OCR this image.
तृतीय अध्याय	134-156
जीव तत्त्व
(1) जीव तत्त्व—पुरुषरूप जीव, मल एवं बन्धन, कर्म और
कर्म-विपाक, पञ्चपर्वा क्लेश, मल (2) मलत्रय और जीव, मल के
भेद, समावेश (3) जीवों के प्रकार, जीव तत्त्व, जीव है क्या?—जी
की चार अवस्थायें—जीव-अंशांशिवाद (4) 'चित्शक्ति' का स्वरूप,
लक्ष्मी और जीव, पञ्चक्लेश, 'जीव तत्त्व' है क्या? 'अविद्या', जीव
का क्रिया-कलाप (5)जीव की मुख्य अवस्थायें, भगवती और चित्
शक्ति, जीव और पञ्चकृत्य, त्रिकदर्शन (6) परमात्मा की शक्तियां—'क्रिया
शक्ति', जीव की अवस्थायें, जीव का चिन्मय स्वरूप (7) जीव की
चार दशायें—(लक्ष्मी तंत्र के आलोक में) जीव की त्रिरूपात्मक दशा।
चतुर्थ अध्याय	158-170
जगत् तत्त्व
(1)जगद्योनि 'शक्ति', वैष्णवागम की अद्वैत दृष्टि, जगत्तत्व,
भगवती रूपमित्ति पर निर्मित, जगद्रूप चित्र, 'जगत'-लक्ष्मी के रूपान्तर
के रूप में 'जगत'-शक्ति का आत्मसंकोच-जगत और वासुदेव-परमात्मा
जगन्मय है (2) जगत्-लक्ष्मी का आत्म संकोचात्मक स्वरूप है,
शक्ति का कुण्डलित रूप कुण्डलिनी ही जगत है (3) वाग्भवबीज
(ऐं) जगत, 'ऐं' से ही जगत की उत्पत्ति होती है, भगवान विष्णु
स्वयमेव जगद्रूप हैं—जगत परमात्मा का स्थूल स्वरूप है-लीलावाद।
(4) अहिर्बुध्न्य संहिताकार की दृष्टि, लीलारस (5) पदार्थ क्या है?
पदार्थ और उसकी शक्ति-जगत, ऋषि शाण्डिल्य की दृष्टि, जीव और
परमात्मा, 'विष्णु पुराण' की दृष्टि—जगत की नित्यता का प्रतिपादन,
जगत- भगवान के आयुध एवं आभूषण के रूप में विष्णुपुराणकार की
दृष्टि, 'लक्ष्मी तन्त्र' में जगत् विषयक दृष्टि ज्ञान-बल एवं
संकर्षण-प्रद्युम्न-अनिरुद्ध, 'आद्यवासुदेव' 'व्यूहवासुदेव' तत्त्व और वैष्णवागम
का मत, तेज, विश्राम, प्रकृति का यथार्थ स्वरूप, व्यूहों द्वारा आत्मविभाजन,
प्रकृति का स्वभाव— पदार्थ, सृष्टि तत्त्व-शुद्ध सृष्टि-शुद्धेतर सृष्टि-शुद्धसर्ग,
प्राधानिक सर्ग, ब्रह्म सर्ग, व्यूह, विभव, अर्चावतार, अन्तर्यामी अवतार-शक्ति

* _Stated exercise_
Repeat the records above exactly, from the first line to the last.

* _Answer below_
OCR this image.
तृतीय अध्याय	134-156
जीव तत्त्व
(1) जीव तत्त्व—पुरुषरूप जीव, मल एवं बन्धन, कर्म और
कर्म-विपाक, पञ्चपर्वा क्लेश, मल (2) मलत्रय और जीव, मल के
भेद, समावेश (3) जीवों के प्रकार, जीव तत्त्व, जीव है क्या?—जी
की चार अवस्थायें—जीव-अंशांशिवाद (4) 'चित्शक्ति' का स्वरूप,
लक्ष्मी और जीव, पञ्चक्लेश, 'जीव तत्त्व' है क्या? 'अविद्या', जीव
का क्रिया-कलाप (5)जीव की मुख्य अवस्थायें, भगवती और चित्
शक्ति, जीव और पञ्चकृत्य, त्रिकदर्शन (6) परमात्मा की शक्तियां—'क्रिया
शक्ति', जीव की अवस्थायें, जीव का चिन्मय स्वरूप (7) जीव की
चार दशायें—(लक्ष्मी तंत्र के आलोक में) जीव की त्रिरूपात्मक दशा।
चतुर्थ अध्याय	158-170
जगत् तत्त्व
(1)जगद्योनि 'शक्ति', वैष्णवागम की अद्वैत दृष्टि, जगत्तत्व,
भगवती रूपमित्ति पर निर्मित, जगद्रूप चित्र, 'जगत'-लक्ष्मी के रूपान्तर
के रूप में 'जगत'-शक्ति का आत्मसंकोच-जगत और वासुदेव-परमात्मा
जगन्मय है (2) जगत्-लक्ष्मी का आत्म संकोचात्मक स्वरूप है,
शक्ति का कुण्डलित रूप कुण्डलिनी ही जगत है (3) वाग्भवबीज
(ऐं) जगत, 'ऐं' से ही जगत की उत्पत्ति होती है, भगवान विष्णु
स्वयमेव जगद्रूप हैं—जगत परमात्मा का स्थूल स्वरूप है-लीलावाद।
(4) अहिर्बुध्न्य संहिताकार की दृष्टि, लीलारस (5) पदार्थ क्या है?
पदार्थ और उसकी शक्ति-जगत, ऋषि शाण्डिल्य की दृष्टि, जीव और
परमात्मा, 'विष्णु पुराण' की दृष्टि—जगत की नित्यता का प्रतिपादन,
जगत- भगवान के आयुध एवं आभूषण के रूप में विष्णुपुराणकार की
दृष्टि, 'लक्ष्मी तन्त्र' में जगत् विषयक दृष्टि ज्ञान-बल एवं
संकर्षण-प्रद्युम्न-अनिरुद्ध, 'आद्यवासुदेव' 'व्यूहवासुदेव' तत्त्व और वैष्णवागम
का मत, तेज, विश्राम, प्रकृति का यथार्थ स्वरूप, व्यूहों द्वारा आत्मविभाजन,
प्रकृति का स्वभाव— पदार्थ, सृष्टि तत्त्व-शुद्ध सृष्टि-शुद्धेतर सृष्टि-शुद्धसर्ग,
प्राधानिक सर्ग, ब्रह्म सर्ग, व्यूह, विभव, अर्चावतार, अन्तर्यामी अवतार-शक्ति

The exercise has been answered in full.